Set exercise: Please write the listing below out again exactly, leaving every picture behind.

Supplied entries:
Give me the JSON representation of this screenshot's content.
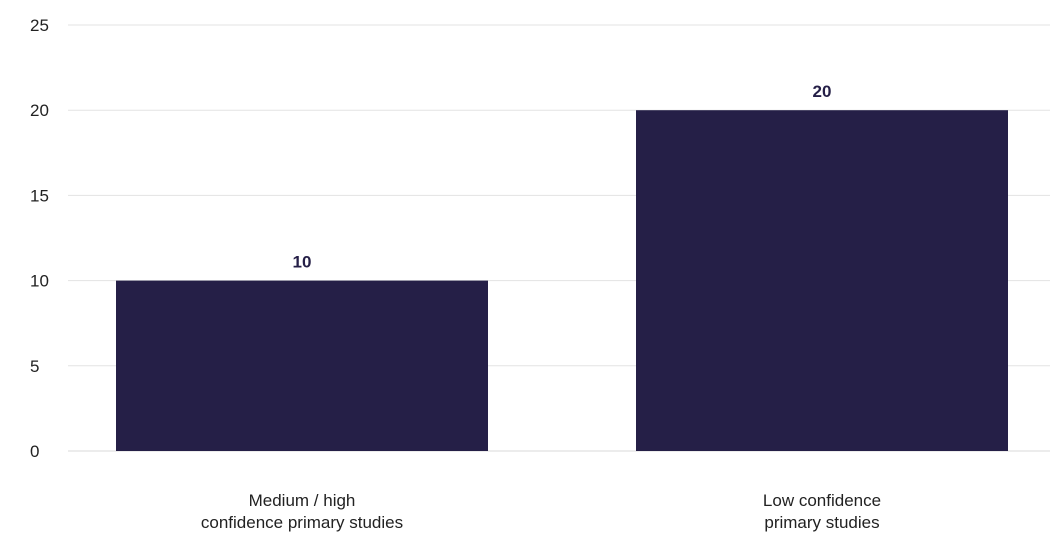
{
  "chart_data": {
    "type": "bar",
    "categories": [
      [
        "Medium / high",
        "confidence primary studies"
      ],
      [
        "Low confidence",
        "primary studies"
      ]
    ],
    "values": [
      10,
      20
    ],
    "data_labels": [
      "10",
      "20"
    ],
    "y_ticks": [
      "0",
      "5",
      "10",
      "15",
      "20",
      "25"
    ],
    "ylim": [
      0,
      25
    ],
    "grid": true,
    "bar_color": "#251f47",
    "label_color": "#251f47"
  }
}
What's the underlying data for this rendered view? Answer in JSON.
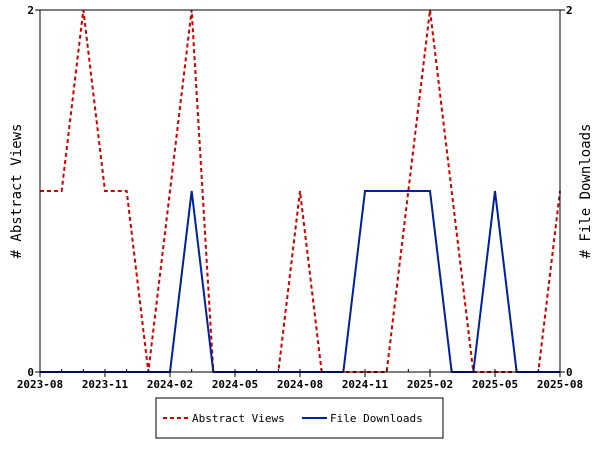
{
  "chart_data": {
    "type": "line",
    "title": "",
    "xlabel": "",
    "ylabel_left": "# Abstract Views",
    "ylabel_right": "# File Downloads",
    "x": [
      "2023-08",
      "2023-09",
      "2023-10",
      "2023-11",
      "2023-12",
      "2024-01",
      "2024-02",
      "2024-03",
      "2024-04",
      "2024-05",
      "2024-06",
      "2024-07",
      "2024-08",
      "2024-09",
      "2024-10",
      "2024-11",
      "2024-12",
      "2025-01",
      "2025-02",
      "2025-03",
      "2025-04",
      "2025-05",
      "2025-06",
      "2025-07",
      "2025-08"
    ],
    "xticks": [
      "2023-08",
      "2023-11",
      "2024-02",
      "2024-05",
      "2024-08",
      "2024-11",
      "2025-02",
      "2025-05",
      "2025-08"
    ],
    "ylim_left": [
      0,
      2
    ],
    "ylim_right": [
      0,
      2
    ],
    "yticks_left": [
      "0",
      "2"
    ],
    "yticks_right": [
      "0",
      "2"
    ],
    "grid": false,
    "legend_position": "bottom",
    "series": [
      {
        "name": "Abstract Views",
        "axis": "left",
        "color": "#cc0000",
        "style": "dashed",
        "values": [
          1,
          1,
          2,
          1,
          1,
          0,
          1,
          2,
          0,
          0,
          0,
          0,
          1,
          0,
          0,
          0,
          0,
          1,
          2,
          1,
          0,
          0,
          0,
          0,
          1
        ]
      },
      {
        "name": "File Downloads",
        "axis": "right",
        "color": "#00209f",
        "style": "solid",
        "values": [
          0,
          0,
          0,
          0,
          0,
          0,
          0,
          1,
          0,
          0,
          0,
          0,
          0,
          0,
          0,
          1,
          1,
          1,
          1,
          0,
          0,
          1,
          0,
          0,
          0
        ]
      }
    ]
  }
}
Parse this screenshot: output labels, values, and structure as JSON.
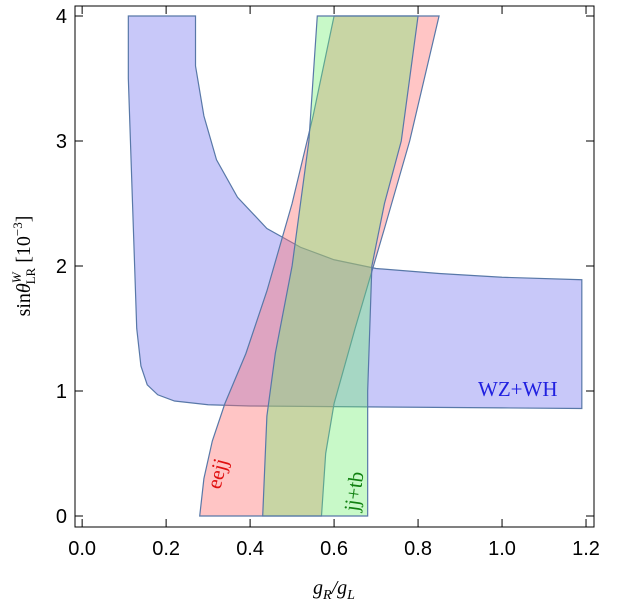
{
  "chart_data": {
    "type": "area",
    "x_label": [
      "g",
      "R",
      "/g",
      "L"
    ],
    "y_label": [
      "sin",
      "θ",
      "W",
      "LR",
      " [10",
      "−3",
      "]"
    ],
    "xlim": [
      -0.017,
      1.219
    ],
    "ylim": [
      -0.088,
      4.08
    ],
    "xticks": [
      {
        "value": 0,
        "label": "0.0"
      },
      {
        "value": 0.2,
        "label": "0.2"
      },
      {
        "value": 0.4,
        "label": "0.4"
      },
      {
        "value": 0.6,
        "label": "0.6"
      },
      {
        "value": 0.8,
        "label": "0.8"
      },
      {
        "value": 1,
        "label": "1.0"
      },
      {
        "value": 1.2,
        "label": "1.2"
      }
    ],
    "yticks": [
      0,
      1,
      2,
      3,
      4
    ],
    "series": [
      {
        "name": "WZ+WH",
        "color": "#3a3ae0",
        "fill": "rgba(110,110,240,0.38)",
        "x": [
          0.27,
          0.27,
          0.29,
          0.32,
          0.37,
          0.44,
          0.52,
          0.6,
          0.7,
          0.85,
          1.0,
          1.19,
          1.19,
          1.0,
          0.8,
          0.6,
          0.4,
          0.3,
          0.22,
          0.18,
          0.155,
          0.14,
          0.13,
          0.125,
          0.12,
          0.115,
          0.11,
          0.11
        ],
        "values": [
          4,
          3.6,
          3.2,
          2.85,
          2.55,
          2.3,
          2.15,
          2.05,
          1.98,
          1.94,
          1.91,
          1.89,
          0.86,
          0.865,
          0.87,
          0.875,
          0.88,
          0.89,
          0.92,
          0.97,
          1.05,
          1.2,
          1.5,
          2,
          2.5,
          3,
          3.5,
          4
        ]
      },
      {
        "name": "eejj",
        "color": "#e01010",
        "fill": "rgba(255,110,110,0.4)",
        "x": [
          0.28,
          0.29,
          0.31,
          0.34,
          0.39,
          0.44,
          0.5,
          0.55,
          0.6,
          0.85,
          0.78,
          0.72,
          0.65,
          0.6,
          0.58,
          0.57
        ],
        "values": [
          0,
          0.3,
          0.6,
          0.9,
          1.3,
          1.8,
          2.5,
          3.2,
          4,
          4,
          3,
          2.3,
          1.5,
          0.9,
          0.5,
          0
        ]
      },
      {
        "name": "jj+tb",
        "color": "#108010",
        "fill": "rgba(110,240,110,0.38)",
        "x": [
          0.43,
          0.44,
          0.46,
          0.5,
          0.54,
          0.56,
          0.8,
          0.76,
          0.72,
          0.69,
          0.68,
          0.68
        ],
        "values": [
          0,
          0.8,
          1.3,
          2,
          3,
          4,
          4,
          3,
          2.5,
          2,
          1,
          0
        ]
      }
    ]
  }
}
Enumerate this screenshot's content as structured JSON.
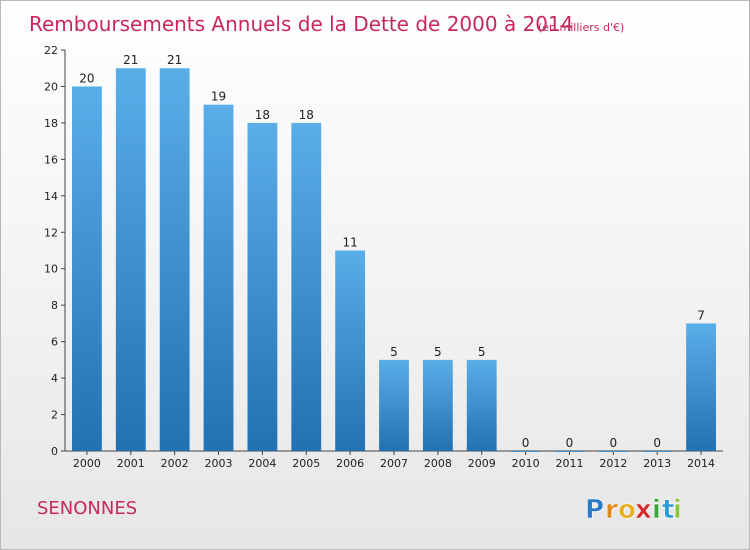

Response to this task:
Give me the JSON representation of this screenshot's content.
{
  "chart_data": {
    "type": "bar",
    "categories": [
      [
        "Medium / high",
        "confidence primary studies"
      ],
      [
        "Low confidence",
        "primary studies"
      ]
    ],
    "values": [
      10,
      20
    ],
    "data_labels": [
      "10",
      "20"
    ],
    "y_ticks": [
      "0",
      "5",
      "10",
      "15",
      "20",
      "25"
    ],
    "ylim": [
      0,
      25
    ],
    "grid": true,
    "bar_color": "#251f47",
    "label_color": "#251f47"
  }
}
What's the underlying data for this rendered view? Answer in JSON.
{
  "chart_data": {
    "type": "line",
    "title": "",
    "xlabel": "",
    "ylabel_left": "# Abstract Views",
    "ylabel_right": "# File Downloads",
    "x": [
      "2023-08",
      "2023-09",
      "2023-10",
      "2023-11",
      "2023-12",
      "2024-01",
      "2024-02",
      "2024-03",
      "2024-04",
      "2024-05",
      "2024-06",
      "2024-07",
      "2024-08",
      "2024-09",
      "2024-10",
      "2024-11",
      "2024-12",
      "2025-01",
      "2025-02",
      "2025-03",
      "2025-04",
      "2025-05",
      "2025-06",
      "2025-07",
      "2025-08"
    ],
    "xticks": [
      "2023-08",
      "2023-11",
      "2024-02",
      "2024-05",
      "2024-08",
      "2024-11",
      "2025-02",
      "2025-05",
      "2025-08"
    ],
    "ylim_left": [
      0,
      2
    ],
    "ylim_right": [
      0,
      2
    ],
    "yticks_left": [
      "0",
      "2"
    ],
    "yticks_right": [
      "0",
      "2"
    ],
    "grid": false,
    "legend_position": "bottom",
    "series": [
      {
        "name": "Abstract Views",
        "axis": "left",
        "color": "#cc0000",
        "style": "dashed",
        "values": [
          1,
          1,
          2,
          1,
          1,
          0,
          1,
          2,
          0,
          0,
          0,
          0,
          1,
          0,
          0,
          0,
          0,
          1,
          2,
          1,
          0,
          0,
          0,
          0,
          1
        ]
      },
      {
        "name": "File Downloads",
        "axis": "right",
        "color": "#00209f",
        "style": "solid",
        "values": [
          0,
          0,
          0,
          0,
          0,
          0,
          0,
          1,
          0,
          0,
          0,
          0,
          0,
          0,
          0,
          1,
          1,
          1,
          1,
          0,
          0,
          1,
          0,
          0,
          0
        ]
      }
    ]
  }
}
Parse this screenshot: output labels, values, and structure as JSON.
{
  "chart_data": {
    "type": "area",
    "x_label": [
      "g",
      "R",
      "/g",
      "L"
    ],
    "y_label": [
      "sin",
      "θ",
      "W",
      "LR",
      " [10",
      "−3",
      "]"
    ],
    "xlim": [
      -0.017,
      1.219
    ],
    "ylim": [
      -0.088,
      4.08
    ],
    "xticks": [
      {
        "value": 0,
        "label": "0.0"
      },
      {
        "value": 0.2,
        "label": "0.2"
      },
      {
        "value": 0.4,
        "label": "0.4"
      },
      {
        "value": 0.6,
        "label": "0.6"
      },
      {
        "value": 0.8,
        "label": "0.8"
      },
      {
        "value": 1,
        "label": "1.0"
      },
      {
        "value": 1.2,
        "label": "1.2"
      }
    ],
    "yticks": [
      0,
      1,
      2,
      3,
      4
    ],
    "series": [
      {
        "name": "WZ+WH",
        "color": "#3a3ae0",
        "fill": "rgba(110,110,240,0.38)",
        "x": [
          0.27,
          0.27,
          0.29,
          0.32,
          0.37,
          0.44,
          0.52,
          0.6,
          0.7,
          0.85,
          1.0,
          1.19,
          1.19,
          1.0,
          0.8,
          0.6,
          0.4,
          0.3,
          0.22,
          0.18,
          0.155,
          0.14,
          0.13,
          0.125,
          0.12,
          0.115,
          0.11,
          0.11
        ],
        "values": [
          4,
          3.6,
          3.2,
          2.85,
          2.55,
          2.3,
          2.15,
          2.05,
          1.98,
          1.94,
          1.91,
          1.89,
          0.86,
          0.865,
          0.87,
          0.875,
          0.88,
          0.89,
          0.92,
          0.97,
          1.05,
          1.2,
          1.5,
          2,
          2.5,
          3,
          3.5,
          4
        ]
      },
      {
        "name": "eejj",
        "color": "#e01010",
        "fill": "rgba(255,110,110,0.4)",
        "x": [
          0.28,
          0.29,
          0.31,
          0.34,
          0.39,
          0.44,
          0.5,
          0.55,
          0.6,
          0.85,
          0.78,
          0.72,
          0.65,
          0.6,
          0.58,
          0.57
        ],
        "values": [
          0,
          0.3,
          0.6,
          0.9,
          1.3,
          1.8,
          2.5,
          3.2,
          4,
          4,
          3,
          2.3,
          1.5,
          0.9,
          0.5,
          0
        ]
      },
      {
        "name": "jj+tb",
        "color": "#108010",
        "fill": "rgba(110,240,110,0.38)",
        "x": [
          0.43,
          0.44,
          0.46,
          0.5,
          0.54,
          0.56,
          0.8,
          0.76,
          0.72,
          0.69,
          0.68,
          0.68
        ],
        "values": [
          0,
          0.8,
          1.3,
          2,
          3,
          4,
          4,
          3,
          2.5,
          2,
          1,
          0
        ]
      }
    ]
  }
}
Enumerate this screenshot's content as structured JSON.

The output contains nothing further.